What you are asked to do: The data below is to be returned in full and exactly.

[Saved entries]
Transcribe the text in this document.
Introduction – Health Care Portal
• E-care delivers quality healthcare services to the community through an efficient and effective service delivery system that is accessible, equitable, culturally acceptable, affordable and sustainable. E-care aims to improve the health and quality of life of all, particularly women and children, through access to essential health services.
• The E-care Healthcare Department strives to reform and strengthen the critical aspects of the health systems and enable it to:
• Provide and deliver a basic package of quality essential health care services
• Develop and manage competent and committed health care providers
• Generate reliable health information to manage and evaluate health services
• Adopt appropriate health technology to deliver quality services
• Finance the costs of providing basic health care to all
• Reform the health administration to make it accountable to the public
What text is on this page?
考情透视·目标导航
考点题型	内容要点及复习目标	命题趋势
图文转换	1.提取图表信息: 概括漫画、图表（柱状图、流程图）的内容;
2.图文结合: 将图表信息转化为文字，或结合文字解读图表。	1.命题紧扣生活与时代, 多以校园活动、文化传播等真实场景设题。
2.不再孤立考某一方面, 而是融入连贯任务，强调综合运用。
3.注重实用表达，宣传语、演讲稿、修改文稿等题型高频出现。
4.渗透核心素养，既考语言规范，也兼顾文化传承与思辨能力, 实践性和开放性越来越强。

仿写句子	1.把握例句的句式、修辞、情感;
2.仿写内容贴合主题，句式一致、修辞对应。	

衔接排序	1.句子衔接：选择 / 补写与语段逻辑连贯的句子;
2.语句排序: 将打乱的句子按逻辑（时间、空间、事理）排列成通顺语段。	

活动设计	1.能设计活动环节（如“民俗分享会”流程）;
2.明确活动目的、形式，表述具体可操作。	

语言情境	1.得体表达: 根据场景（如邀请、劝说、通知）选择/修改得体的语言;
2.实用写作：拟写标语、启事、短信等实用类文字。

Answer for the task:
Transcribe the text in this document.
Introduction – Health Care Portal
• E-care delivers quality healthcare services to the community through an efficient and effective service delivery system that is accessible, equitable, culturally acceptable, affordable and sustainable. E-care aims to improve the health and quality of life of all, particularly women and children, through access to essential health services.
• The E-care Healthcare Department strives to reform and strengthen the critical aspects of the health systems and enable it to:
• Provide and deliver a basic package of quality essential health care services
• Develop and manage competent and committed health care providers
• Generate reliable health information to manage and evaluate health services
• Adopt appropriate health technology to deliver quality services
• Finance the costs of providing basic health care to all
• Reform the health administration to make it accountable to the public
What text is on this page?
考情透视·目标导航
考点题型	内容要点及复习目标	命题趋势
图文转换	1.提取图表信息: 概括漫画、图表（柱状图、流程图）的内容;
2.图文结合: 将图表信息转化为文字，或结合文字解读图表。	1.命题紧扣生活与时代, 多以校园活动、文化传播等真实场景设题。
2.不再孤立考某一方面, 而是融入连贯任务，强调综合运用。
3.注重实用表达，宣传语、演讲稿、修改文稿等题型高频出现。
4.渗透核心素养，既考语言规范，也兼顾文化传承与思辨能力, 实践性和开放性越来越强。

仿写句子	1.把握例句的句式、修辞、情感;
2.仿写内容贴合主题，句式一致、修辞对应。	

衔接排序	1.句子衔接：选择 / 补写与语段逻辑连贯的句子;
2.语句排序: 将打乱的句子按逻辑（时间、空间、事理）排列成通顺语段。	

活动设计	1.能设计活动环节（如“民俗分享会”流程）;
2.明确活动目的、形式，表述具体可操作。	

语言情境	1.得体表达: 根据场景（如邀请、劝说、通知）选择/修改得体的语言;
2.实用写作：拟写标语、启事、短信等实用类文字。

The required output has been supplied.